■ WRITTEN TASK ■
Copy out all lines in the data below containing the string "Fashion".

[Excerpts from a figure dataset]
## start
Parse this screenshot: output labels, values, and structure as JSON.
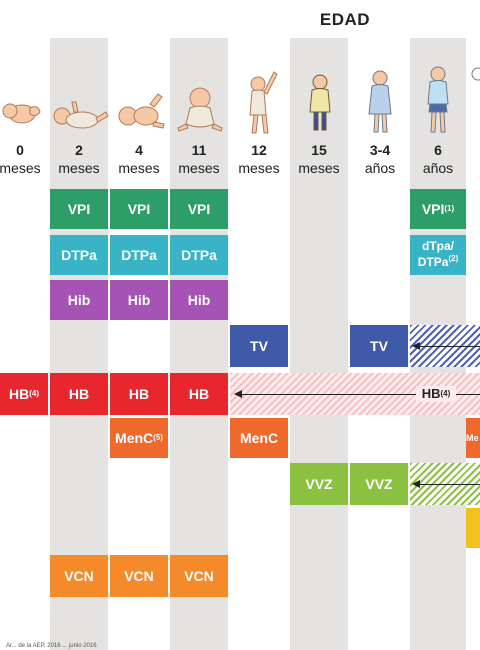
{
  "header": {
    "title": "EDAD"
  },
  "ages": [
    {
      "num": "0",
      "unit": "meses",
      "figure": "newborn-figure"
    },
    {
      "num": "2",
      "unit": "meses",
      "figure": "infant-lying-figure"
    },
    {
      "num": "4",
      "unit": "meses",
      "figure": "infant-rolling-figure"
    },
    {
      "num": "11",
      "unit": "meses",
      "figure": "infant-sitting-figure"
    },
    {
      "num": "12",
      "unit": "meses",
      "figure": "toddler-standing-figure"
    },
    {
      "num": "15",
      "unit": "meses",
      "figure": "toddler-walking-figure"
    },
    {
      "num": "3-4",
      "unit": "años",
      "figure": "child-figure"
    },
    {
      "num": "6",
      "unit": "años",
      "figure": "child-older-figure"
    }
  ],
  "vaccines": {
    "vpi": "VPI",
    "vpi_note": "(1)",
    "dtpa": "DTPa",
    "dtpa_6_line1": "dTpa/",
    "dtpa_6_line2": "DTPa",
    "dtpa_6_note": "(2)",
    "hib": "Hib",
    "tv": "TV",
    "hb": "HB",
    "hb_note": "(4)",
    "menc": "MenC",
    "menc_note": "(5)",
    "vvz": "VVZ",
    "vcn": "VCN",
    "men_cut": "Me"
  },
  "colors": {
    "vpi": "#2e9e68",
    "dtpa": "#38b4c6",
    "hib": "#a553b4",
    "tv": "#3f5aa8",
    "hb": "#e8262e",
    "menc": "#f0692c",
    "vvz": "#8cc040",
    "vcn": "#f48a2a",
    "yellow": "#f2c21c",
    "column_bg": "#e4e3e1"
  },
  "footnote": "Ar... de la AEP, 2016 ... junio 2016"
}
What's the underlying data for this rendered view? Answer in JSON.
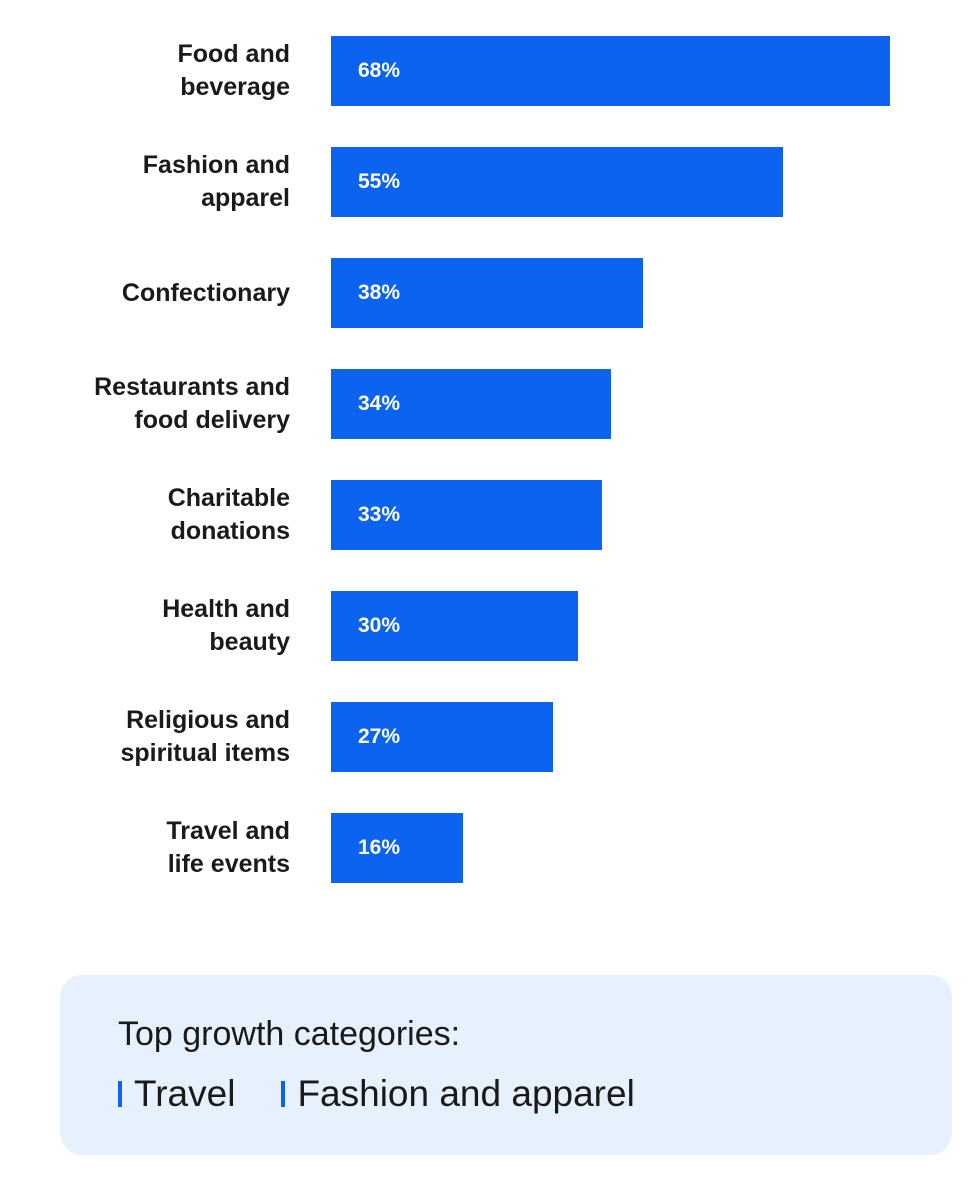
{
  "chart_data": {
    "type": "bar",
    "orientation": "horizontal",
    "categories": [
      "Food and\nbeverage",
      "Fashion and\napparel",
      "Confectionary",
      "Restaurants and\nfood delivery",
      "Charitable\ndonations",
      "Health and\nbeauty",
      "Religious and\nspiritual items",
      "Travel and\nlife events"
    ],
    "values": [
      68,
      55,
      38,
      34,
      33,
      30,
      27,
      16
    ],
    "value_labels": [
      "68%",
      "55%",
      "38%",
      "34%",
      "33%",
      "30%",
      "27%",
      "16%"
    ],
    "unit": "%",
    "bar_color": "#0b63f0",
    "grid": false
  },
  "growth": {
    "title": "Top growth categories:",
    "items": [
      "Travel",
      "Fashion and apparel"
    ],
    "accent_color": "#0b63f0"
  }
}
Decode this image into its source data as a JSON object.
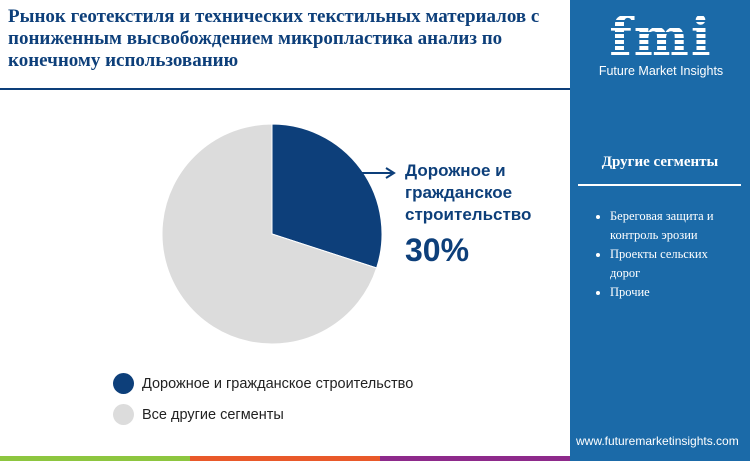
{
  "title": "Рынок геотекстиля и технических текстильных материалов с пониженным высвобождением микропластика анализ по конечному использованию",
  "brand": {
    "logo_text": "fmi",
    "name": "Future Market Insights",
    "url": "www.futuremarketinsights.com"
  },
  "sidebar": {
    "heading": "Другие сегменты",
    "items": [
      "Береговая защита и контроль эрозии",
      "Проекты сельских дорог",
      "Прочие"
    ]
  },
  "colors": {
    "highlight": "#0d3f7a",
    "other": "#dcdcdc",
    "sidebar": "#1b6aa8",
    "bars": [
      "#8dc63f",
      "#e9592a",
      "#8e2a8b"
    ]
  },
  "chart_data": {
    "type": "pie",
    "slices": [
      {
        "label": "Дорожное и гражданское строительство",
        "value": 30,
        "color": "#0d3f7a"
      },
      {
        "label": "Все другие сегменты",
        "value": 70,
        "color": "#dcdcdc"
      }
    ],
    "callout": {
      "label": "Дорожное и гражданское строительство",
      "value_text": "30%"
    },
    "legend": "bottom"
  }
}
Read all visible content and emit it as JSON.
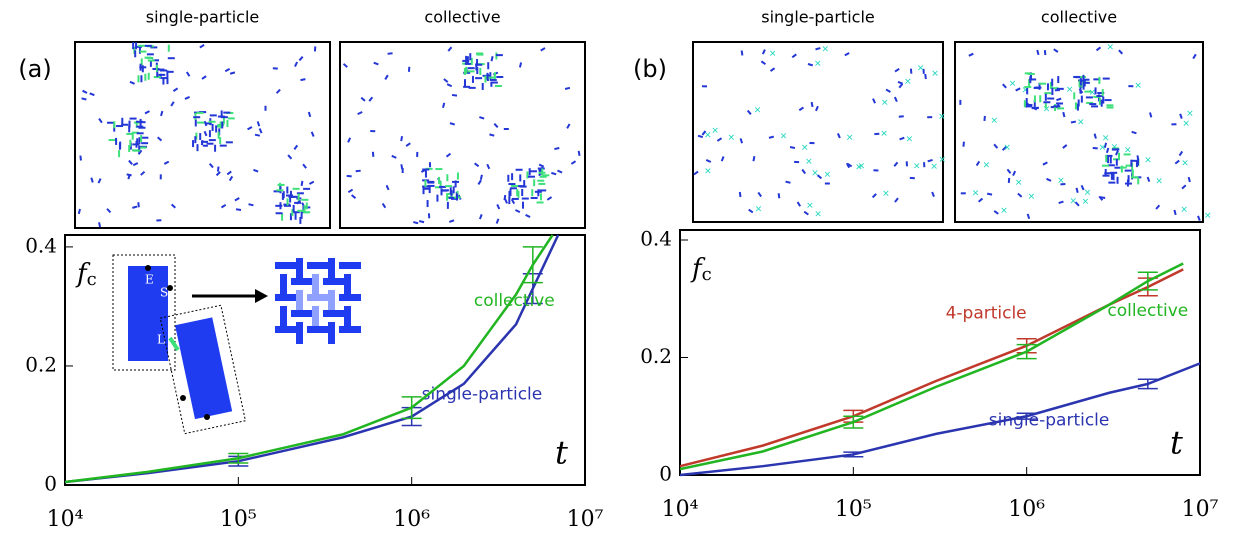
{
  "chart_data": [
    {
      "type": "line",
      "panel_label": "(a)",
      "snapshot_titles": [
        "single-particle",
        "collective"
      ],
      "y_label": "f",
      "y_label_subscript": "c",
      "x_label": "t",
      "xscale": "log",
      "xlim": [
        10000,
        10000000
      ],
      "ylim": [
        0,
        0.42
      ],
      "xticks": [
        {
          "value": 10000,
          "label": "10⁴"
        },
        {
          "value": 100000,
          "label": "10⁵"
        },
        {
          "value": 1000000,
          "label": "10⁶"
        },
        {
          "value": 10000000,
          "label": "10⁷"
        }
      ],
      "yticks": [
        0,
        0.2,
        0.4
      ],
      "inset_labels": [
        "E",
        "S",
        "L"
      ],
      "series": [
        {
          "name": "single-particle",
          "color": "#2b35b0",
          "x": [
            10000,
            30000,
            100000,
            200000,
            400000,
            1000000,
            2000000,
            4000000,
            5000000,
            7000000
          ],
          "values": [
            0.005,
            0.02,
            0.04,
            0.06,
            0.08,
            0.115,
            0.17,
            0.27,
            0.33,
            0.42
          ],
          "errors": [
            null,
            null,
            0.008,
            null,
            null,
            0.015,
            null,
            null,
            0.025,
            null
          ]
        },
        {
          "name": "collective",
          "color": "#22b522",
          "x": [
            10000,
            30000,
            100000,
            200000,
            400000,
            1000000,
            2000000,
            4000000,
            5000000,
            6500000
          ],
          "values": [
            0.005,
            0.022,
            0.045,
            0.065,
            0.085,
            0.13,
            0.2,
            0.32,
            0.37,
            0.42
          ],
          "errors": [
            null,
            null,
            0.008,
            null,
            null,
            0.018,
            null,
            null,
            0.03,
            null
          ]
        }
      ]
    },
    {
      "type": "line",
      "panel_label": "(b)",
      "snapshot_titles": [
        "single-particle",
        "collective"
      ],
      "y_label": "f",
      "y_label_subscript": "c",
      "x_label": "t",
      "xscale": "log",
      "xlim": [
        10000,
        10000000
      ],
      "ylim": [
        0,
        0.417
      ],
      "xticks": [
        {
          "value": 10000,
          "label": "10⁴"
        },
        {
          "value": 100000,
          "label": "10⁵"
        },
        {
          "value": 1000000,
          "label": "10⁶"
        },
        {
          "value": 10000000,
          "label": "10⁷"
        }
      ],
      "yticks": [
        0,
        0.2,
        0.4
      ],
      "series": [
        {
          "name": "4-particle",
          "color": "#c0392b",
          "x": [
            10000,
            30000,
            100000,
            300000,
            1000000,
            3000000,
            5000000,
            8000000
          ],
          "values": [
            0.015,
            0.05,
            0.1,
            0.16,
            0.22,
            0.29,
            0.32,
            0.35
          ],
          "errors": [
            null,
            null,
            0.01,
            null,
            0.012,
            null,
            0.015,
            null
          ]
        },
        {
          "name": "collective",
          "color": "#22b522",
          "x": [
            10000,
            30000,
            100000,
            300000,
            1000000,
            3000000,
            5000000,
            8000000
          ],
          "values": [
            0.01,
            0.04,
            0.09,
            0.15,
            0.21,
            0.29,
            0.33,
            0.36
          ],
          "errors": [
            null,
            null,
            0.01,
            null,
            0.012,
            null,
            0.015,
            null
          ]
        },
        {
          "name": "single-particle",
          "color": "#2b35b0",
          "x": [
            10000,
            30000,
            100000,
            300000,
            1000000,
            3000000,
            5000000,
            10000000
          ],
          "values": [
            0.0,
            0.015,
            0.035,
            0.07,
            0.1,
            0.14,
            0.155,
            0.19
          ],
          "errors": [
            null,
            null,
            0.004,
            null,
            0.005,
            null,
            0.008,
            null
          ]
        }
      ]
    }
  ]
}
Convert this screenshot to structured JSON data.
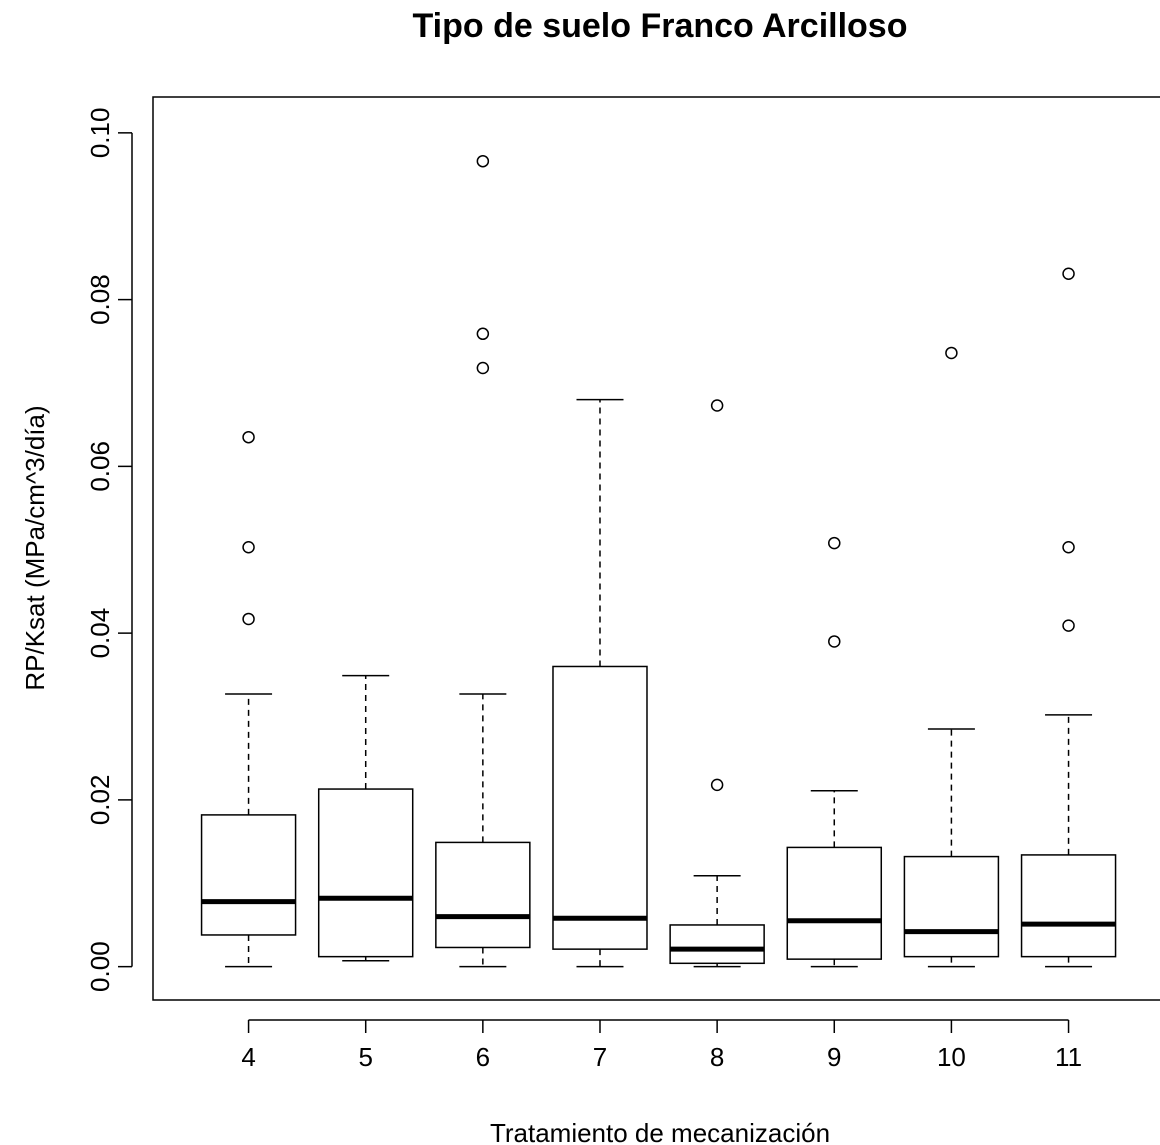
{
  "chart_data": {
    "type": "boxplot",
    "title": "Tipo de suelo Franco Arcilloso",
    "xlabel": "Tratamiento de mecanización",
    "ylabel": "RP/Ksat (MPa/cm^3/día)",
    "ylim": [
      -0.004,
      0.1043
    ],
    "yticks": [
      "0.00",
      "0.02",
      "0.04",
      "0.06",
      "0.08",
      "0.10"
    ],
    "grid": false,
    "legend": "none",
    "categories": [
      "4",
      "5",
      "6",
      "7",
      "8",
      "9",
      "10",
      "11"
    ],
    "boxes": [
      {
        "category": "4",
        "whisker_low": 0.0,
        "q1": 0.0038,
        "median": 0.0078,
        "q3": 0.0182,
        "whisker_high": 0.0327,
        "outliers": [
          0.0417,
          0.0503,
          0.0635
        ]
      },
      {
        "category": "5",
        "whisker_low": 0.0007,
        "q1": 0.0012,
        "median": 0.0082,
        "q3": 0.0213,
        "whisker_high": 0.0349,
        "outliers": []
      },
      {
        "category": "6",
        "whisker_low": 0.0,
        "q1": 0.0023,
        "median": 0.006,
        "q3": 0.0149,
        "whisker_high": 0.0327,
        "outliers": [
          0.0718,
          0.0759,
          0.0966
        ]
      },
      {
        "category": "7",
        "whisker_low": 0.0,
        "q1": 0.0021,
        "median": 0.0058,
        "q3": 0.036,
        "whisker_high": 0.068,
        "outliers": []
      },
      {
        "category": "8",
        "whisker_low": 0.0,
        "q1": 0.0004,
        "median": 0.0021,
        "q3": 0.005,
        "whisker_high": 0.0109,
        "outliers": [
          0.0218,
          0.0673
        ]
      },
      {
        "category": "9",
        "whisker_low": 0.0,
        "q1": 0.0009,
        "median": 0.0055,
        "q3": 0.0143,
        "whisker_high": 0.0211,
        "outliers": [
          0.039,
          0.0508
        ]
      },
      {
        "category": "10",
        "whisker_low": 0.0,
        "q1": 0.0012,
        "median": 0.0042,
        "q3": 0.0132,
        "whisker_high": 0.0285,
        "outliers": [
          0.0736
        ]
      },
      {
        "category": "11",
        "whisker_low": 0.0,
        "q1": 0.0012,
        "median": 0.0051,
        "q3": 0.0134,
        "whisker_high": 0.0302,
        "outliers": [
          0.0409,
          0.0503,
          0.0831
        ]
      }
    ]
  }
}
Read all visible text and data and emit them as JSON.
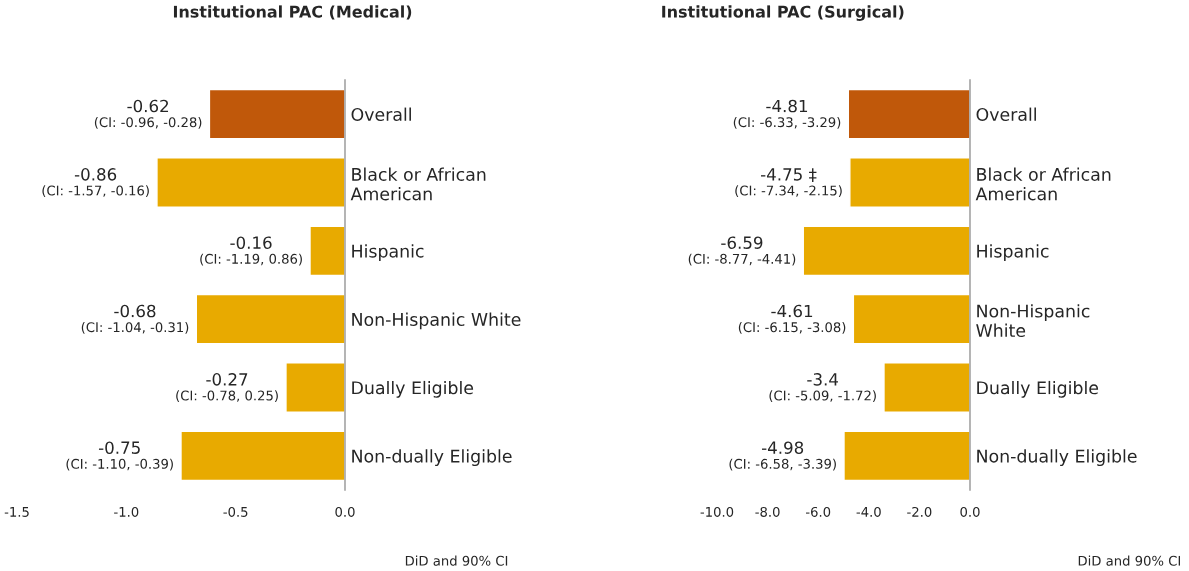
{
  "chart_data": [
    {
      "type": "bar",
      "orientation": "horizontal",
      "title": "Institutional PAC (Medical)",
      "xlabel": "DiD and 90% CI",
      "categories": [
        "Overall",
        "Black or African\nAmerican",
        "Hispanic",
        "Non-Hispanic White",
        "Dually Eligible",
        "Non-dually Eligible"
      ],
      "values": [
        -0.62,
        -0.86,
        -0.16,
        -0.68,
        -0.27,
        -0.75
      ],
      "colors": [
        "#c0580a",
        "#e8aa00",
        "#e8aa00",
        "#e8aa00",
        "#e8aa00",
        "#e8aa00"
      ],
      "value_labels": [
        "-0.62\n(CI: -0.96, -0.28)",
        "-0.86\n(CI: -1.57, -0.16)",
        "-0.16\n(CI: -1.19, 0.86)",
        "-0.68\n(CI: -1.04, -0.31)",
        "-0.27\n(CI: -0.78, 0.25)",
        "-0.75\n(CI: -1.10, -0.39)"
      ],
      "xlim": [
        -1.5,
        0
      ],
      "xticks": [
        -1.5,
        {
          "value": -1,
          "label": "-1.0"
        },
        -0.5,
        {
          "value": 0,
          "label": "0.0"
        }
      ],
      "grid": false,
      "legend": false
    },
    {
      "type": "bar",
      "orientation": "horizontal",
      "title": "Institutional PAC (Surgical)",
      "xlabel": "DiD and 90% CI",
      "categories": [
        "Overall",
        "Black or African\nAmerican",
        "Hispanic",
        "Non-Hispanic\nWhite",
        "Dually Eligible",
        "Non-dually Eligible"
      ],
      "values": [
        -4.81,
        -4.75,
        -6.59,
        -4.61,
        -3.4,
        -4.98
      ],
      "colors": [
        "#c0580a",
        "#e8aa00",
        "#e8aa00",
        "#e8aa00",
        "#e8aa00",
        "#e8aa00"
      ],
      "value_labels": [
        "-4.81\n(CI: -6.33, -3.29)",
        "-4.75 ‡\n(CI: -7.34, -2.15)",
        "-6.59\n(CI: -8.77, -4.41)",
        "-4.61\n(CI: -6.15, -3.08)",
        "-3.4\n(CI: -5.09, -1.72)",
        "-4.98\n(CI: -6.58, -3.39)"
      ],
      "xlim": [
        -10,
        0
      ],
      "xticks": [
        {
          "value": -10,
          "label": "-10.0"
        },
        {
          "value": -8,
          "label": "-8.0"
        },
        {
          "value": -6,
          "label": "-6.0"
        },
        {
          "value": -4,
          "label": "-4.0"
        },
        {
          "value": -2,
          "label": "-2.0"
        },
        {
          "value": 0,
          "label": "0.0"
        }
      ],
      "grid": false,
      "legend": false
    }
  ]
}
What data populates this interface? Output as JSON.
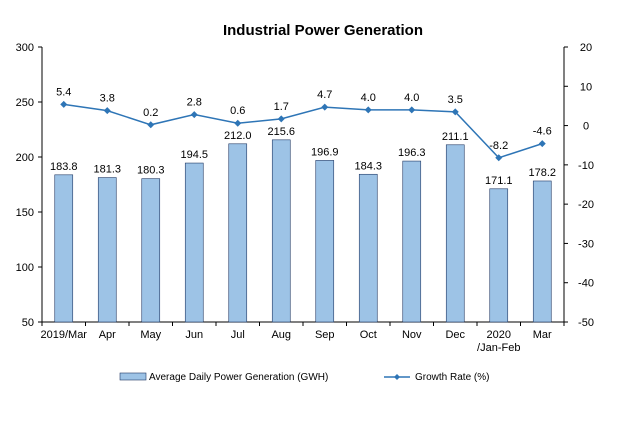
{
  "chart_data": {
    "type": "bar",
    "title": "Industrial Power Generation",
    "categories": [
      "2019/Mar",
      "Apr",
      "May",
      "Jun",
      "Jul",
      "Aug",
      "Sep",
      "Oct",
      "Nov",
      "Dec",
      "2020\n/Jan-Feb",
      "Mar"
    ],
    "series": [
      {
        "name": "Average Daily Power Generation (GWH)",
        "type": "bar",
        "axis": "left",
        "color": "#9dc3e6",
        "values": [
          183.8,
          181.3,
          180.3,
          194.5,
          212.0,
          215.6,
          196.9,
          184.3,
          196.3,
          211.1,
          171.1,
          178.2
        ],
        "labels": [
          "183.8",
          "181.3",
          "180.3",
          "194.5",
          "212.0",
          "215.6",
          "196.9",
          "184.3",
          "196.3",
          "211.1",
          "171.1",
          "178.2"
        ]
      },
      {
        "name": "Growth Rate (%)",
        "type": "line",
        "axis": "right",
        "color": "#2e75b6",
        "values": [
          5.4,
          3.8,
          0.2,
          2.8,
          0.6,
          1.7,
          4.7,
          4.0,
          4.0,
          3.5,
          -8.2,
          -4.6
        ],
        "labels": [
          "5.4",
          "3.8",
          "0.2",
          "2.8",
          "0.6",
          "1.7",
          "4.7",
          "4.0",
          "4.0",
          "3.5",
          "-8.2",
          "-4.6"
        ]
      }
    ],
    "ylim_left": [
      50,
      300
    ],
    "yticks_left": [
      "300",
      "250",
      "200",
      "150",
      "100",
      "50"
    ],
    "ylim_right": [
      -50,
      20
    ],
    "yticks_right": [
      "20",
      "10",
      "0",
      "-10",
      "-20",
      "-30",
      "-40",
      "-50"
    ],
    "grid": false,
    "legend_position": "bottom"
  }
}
## end
■ RESPONSE TO THIS EXERCISE ■
      "Fashion and\napparel",
      "Fashion and apparel"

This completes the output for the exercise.